- _Records supplied_
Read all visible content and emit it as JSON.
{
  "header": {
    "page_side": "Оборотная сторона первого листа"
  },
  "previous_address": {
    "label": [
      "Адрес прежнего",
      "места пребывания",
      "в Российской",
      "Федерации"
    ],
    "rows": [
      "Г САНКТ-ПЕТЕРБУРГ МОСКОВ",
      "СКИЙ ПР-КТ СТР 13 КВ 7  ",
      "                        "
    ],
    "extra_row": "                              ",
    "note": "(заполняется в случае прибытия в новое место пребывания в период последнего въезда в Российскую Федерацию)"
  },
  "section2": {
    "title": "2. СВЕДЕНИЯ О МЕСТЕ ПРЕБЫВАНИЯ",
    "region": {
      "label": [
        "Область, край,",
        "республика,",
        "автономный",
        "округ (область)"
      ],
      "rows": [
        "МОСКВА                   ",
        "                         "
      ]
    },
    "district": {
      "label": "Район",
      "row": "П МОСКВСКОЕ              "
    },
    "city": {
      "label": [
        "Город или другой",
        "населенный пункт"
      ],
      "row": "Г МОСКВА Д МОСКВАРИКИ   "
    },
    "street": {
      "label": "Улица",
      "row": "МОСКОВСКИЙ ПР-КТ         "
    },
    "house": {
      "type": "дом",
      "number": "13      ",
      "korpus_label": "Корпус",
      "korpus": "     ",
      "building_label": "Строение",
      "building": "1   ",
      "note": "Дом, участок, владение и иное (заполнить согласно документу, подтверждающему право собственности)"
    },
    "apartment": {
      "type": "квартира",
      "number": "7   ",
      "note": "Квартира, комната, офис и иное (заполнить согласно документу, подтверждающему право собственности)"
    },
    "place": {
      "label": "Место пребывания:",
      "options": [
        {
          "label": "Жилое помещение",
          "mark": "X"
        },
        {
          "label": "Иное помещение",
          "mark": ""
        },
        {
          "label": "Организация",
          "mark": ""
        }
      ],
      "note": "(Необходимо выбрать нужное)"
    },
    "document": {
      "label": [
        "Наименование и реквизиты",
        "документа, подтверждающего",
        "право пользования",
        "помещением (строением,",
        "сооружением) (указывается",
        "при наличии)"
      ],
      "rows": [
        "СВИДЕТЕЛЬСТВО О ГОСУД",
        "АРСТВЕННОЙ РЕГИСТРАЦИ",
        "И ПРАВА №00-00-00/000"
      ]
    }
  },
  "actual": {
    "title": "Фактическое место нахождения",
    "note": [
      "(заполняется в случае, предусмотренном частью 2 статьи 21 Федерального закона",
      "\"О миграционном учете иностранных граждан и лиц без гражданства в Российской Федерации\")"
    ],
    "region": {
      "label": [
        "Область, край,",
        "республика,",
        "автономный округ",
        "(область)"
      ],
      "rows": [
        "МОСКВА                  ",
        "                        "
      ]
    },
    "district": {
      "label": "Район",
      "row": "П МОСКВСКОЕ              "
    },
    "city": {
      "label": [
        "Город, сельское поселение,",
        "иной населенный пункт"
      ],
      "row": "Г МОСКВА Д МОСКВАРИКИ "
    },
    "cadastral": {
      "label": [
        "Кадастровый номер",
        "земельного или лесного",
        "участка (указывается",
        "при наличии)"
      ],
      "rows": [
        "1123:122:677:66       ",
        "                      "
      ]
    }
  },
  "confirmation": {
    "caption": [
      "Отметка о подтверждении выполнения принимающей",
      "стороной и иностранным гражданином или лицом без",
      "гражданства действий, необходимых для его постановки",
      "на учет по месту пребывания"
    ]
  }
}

- _What this task involves_
Find all lines where the word "населенный" appears. Copy them.

- _Exercise answer_
        "населенный пункт"
        "иной населенный пункт"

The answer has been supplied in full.